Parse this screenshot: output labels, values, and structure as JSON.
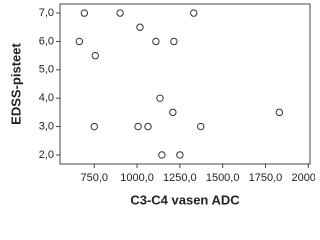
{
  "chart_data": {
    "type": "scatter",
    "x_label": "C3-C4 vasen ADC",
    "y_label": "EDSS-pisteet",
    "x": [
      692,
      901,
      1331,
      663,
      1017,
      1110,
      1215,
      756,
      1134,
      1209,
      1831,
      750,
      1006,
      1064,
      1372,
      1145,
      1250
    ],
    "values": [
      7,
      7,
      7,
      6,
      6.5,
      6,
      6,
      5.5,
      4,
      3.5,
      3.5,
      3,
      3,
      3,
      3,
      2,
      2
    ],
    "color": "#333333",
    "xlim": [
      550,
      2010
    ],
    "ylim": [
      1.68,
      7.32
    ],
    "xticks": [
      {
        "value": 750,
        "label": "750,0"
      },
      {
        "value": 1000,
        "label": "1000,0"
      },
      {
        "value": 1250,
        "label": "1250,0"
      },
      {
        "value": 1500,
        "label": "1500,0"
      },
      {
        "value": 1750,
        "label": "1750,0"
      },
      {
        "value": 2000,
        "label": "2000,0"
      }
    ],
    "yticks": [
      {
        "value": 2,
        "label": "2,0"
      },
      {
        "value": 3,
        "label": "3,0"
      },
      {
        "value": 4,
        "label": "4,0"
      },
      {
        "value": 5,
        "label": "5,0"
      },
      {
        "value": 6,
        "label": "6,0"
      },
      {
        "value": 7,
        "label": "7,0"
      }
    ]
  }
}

* * *

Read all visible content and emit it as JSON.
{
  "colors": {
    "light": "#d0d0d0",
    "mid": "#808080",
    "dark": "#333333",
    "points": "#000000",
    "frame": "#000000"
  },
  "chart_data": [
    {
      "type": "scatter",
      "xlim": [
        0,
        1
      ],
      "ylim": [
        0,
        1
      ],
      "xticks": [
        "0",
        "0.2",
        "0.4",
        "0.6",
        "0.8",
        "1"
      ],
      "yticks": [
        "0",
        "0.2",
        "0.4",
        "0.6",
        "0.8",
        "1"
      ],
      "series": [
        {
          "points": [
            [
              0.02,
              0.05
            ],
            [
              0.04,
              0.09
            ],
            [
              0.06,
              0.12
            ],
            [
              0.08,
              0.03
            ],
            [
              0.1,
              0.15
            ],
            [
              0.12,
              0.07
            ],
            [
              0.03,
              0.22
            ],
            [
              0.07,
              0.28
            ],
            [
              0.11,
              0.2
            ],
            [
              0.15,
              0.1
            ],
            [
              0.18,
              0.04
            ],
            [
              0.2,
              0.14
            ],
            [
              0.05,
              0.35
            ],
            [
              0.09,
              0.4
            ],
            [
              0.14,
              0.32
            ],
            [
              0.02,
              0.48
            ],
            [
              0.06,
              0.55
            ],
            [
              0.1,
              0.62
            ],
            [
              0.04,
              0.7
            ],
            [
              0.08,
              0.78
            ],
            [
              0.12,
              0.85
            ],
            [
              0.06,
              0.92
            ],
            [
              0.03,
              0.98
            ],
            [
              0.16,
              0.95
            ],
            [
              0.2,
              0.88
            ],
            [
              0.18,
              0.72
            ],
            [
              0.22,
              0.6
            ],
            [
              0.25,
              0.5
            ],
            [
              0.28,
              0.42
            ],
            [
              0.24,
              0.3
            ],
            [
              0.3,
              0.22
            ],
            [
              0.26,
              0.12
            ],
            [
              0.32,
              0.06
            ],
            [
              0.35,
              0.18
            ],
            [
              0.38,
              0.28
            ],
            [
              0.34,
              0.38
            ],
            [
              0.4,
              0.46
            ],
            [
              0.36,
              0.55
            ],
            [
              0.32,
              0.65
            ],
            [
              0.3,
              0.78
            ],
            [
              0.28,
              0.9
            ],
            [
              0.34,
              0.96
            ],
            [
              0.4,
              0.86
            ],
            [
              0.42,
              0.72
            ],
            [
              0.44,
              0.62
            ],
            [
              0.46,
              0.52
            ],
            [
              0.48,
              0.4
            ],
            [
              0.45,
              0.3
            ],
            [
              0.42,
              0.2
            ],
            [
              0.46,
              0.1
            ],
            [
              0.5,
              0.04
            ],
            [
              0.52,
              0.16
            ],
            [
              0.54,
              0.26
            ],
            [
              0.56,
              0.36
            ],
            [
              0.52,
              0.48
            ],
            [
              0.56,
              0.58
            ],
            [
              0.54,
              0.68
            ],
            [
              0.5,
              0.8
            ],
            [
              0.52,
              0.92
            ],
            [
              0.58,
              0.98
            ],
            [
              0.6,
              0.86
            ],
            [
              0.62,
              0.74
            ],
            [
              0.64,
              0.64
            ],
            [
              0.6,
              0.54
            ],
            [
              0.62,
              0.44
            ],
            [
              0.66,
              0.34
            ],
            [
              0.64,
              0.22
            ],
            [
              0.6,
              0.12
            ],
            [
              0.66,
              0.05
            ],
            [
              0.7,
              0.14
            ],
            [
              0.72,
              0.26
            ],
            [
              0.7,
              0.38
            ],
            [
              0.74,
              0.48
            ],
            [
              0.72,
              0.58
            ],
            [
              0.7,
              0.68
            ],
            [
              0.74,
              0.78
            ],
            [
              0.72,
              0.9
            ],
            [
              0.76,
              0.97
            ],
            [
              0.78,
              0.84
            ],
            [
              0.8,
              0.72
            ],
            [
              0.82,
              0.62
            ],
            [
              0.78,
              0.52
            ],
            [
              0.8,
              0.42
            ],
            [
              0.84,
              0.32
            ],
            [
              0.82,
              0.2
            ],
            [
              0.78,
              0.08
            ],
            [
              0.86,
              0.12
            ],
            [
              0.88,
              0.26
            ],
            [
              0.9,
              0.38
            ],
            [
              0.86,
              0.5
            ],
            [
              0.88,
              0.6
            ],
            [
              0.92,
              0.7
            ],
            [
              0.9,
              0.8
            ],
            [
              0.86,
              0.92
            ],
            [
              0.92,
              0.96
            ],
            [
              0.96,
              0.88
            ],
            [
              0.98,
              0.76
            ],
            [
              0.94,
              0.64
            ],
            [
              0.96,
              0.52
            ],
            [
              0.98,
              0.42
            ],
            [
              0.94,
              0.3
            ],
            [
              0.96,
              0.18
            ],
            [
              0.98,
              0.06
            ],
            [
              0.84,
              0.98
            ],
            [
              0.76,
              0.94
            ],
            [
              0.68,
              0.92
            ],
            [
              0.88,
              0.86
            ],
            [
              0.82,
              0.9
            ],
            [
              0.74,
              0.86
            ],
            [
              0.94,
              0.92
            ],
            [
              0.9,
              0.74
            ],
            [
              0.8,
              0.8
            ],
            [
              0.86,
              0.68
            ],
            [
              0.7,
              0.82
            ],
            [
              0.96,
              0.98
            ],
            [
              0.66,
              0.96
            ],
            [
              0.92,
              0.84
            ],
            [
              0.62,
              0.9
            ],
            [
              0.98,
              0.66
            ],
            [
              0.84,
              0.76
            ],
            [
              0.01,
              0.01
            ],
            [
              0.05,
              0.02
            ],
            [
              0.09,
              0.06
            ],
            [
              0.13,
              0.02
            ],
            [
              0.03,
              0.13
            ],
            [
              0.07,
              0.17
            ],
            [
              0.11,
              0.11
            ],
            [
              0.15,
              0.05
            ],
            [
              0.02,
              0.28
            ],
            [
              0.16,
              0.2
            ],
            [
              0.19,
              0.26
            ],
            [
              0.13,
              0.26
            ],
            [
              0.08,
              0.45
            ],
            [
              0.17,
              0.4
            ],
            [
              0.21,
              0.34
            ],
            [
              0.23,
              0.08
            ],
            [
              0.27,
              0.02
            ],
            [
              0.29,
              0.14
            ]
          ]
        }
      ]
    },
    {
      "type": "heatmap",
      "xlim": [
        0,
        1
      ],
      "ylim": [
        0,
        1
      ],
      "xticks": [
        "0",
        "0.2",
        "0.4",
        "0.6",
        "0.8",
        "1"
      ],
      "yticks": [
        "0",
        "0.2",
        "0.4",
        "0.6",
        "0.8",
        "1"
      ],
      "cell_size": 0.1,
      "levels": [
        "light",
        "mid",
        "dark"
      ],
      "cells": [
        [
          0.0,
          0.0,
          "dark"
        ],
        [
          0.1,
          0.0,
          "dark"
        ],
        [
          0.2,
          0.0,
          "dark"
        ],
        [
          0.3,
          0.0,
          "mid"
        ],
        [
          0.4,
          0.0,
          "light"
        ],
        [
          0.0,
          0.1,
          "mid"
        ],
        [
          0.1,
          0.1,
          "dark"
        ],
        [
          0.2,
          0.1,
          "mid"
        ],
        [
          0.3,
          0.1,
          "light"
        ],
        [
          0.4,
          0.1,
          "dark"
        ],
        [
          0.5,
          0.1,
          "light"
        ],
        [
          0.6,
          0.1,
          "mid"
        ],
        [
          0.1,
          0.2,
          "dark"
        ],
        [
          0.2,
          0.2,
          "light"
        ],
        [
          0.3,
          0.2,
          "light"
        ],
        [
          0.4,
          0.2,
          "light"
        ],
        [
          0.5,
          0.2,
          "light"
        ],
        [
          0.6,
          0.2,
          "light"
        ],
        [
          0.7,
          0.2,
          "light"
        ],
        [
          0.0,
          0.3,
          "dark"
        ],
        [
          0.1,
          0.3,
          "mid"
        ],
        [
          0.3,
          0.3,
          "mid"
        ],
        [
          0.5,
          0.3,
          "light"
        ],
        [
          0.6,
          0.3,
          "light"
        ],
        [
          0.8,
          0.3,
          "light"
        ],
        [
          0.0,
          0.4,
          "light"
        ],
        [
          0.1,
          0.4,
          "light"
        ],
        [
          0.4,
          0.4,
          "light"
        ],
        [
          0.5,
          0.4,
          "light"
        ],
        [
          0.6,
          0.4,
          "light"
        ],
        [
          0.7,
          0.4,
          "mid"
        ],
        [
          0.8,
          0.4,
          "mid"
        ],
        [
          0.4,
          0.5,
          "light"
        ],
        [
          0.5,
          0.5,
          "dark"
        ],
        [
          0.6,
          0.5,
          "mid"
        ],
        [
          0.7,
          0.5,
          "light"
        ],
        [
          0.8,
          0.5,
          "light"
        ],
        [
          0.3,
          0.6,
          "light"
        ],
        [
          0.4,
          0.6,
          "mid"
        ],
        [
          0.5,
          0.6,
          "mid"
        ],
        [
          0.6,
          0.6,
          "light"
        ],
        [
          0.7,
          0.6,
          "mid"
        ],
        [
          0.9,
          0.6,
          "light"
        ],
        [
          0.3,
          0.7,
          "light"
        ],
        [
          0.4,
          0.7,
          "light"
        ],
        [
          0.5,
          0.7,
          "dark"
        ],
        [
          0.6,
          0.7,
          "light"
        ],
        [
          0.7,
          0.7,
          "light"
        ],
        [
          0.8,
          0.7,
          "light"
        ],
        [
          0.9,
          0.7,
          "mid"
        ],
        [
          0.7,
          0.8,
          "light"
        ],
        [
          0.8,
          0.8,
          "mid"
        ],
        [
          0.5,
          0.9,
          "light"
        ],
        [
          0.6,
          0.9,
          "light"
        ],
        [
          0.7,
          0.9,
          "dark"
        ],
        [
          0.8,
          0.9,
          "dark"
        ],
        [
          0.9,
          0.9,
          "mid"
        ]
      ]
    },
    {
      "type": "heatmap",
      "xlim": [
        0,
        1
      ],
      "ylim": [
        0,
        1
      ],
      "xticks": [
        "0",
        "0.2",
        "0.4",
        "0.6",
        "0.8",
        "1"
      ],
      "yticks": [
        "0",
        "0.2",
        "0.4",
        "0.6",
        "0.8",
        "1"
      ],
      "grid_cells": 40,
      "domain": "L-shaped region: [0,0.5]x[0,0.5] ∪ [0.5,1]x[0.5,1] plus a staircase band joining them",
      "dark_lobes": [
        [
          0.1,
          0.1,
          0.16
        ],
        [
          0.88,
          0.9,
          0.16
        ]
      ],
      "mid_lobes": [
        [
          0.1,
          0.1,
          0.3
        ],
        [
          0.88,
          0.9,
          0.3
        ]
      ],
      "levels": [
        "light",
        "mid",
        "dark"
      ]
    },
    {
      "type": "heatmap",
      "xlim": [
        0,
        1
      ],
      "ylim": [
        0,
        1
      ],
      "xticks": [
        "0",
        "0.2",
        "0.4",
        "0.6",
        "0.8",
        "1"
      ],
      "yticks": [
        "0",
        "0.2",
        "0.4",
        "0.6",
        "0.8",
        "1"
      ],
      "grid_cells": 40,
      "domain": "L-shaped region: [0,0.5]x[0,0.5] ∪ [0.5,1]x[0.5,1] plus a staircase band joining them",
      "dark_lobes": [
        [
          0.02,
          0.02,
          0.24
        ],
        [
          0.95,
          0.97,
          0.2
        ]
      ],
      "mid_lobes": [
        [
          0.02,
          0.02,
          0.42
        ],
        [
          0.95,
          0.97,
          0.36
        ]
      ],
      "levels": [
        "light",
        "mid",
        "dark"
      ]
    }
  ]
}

**INSTRUCTIONS TO FOLLOW**
Set out every line from the material that contains the string "JSON".

**COMPLETE OUTPUT**
Parse this screenshot: output labels, values, and structure as JSON.
Read all visible content and emit it as JSON.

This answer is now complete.